GOAL OF THE EXERCISE. Scan the entries below. List each line with "identitet".

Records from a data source

## start

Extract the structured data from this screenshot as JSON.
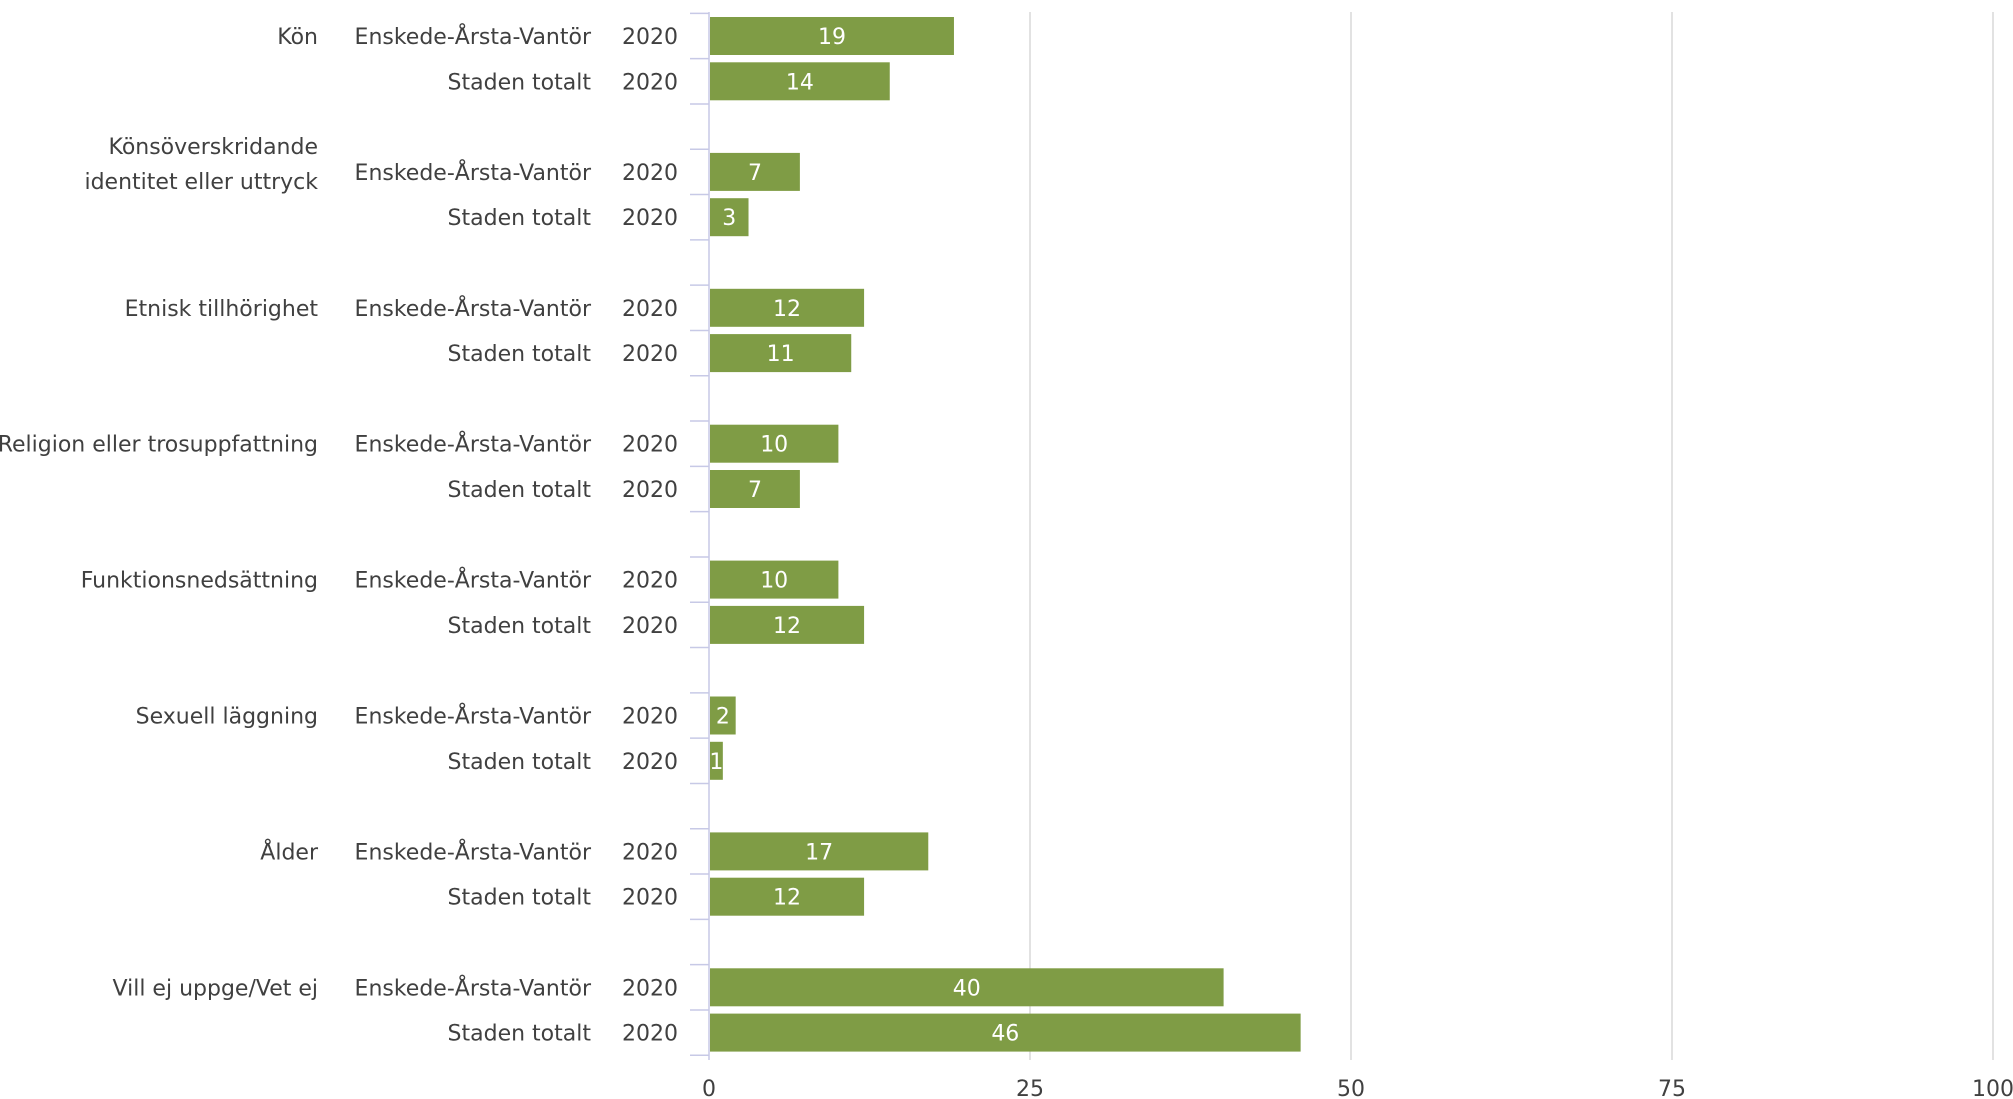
{
  "chart_data": {
    "type": "bar",
    "orientation": "horizontal",
    "title": "",
    "xlabel": "",
    "ylabel": "",
    "xlim": [
      0,
      100
    ],
    "x_ticks": [
      0,
      25,
      50,
      75,
      100
    ],
    "grid": true,
    "bar_color": "#7f9c45",
    "categories": [
      {
        "label": "Kön",
        "rows": [
          {
            "group": "Enskede-Årsta-Vantör",
            "year": "2020",
            "value": 19
          },
          {
            "group": "Staden totalt",
            "year": "2020",
            "value": 14
          }
        ]
      },
      {
        "label": "Könsöverskridande identitet eller uttryck",
        "label_lines": [
          "Könsöverskridande",
          "identitet eller uttryck"
        ],
        "rows": [
          {
            "group": "Enskede-Årsta-Vantör",
            "year": "2020",
            "value": 7
          },
          {
            "group": "Staden totalt",
            "year": "2020",
            "value": 3
          }
        ]
      },
      {
        "label": "Etnisk tillhörighet",
        "rows": [
          {
            "group": "Enskede-Årsta-Vantör",
            "year": "2020",
            "value": 12
          },
          {
            "group": "Staden totalt",
            "year": "2020",
            "value": 11
          }
        ]
      },
      {
        "label": "Religion eller trosuppfattning",
        "rows": [
          {
            "group": "Enskede-Årsta-Vantör",
            "year": "2020",
            "value": 10
          },
          {
            "group": "Staden totalt",
            "year": "2020",
            "value": 7
          }
        ]
      },
      {
        "label": "Funktionsnedsättning",
        "rows": [
          {
            "group": "Enskede-Årsta-Vantör",
            "year": "2020",
            "value": 10
          },
          {
            "group": "Staden totalt",
            "year": "2020",
            "value": 12
          }
        ]
      },
      {
        "label": "Sexuell läggning",
        "rows": [
          {
            "group": "Enskede-Årsta-Vantör",
            "year": "2020",
            "value": 2
          },
          {
            "group": "Staden totalt",
            "year": "2020",
            "value": 1
          }
        ]
      },
      {
        "label": "Ålder",
        "rows": [
          {
            "group": "Enskede-Årsta-Vantör",
            "year": "2020",
            "value": 17
          },
          {
            "group": "Staden totalt",
            "year": "2020",
            "value": 12
          }
        ]
      },
      {
        "label": "Vill ej uppge/Vet ej",
        "rows": [
          {
            "group": "Enskede-Årsta-Vantör",
            "year": "2020",
            "value": 40
          },
          {
            "group": "Staden totalt",
            "year": "2020",
            "value": 46
          }
        ]
      }
    ]
  }
}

## end

RESULT.
        "label": "Könsöverskridande identitet eller uttryck",
          "identitet eller uttryck"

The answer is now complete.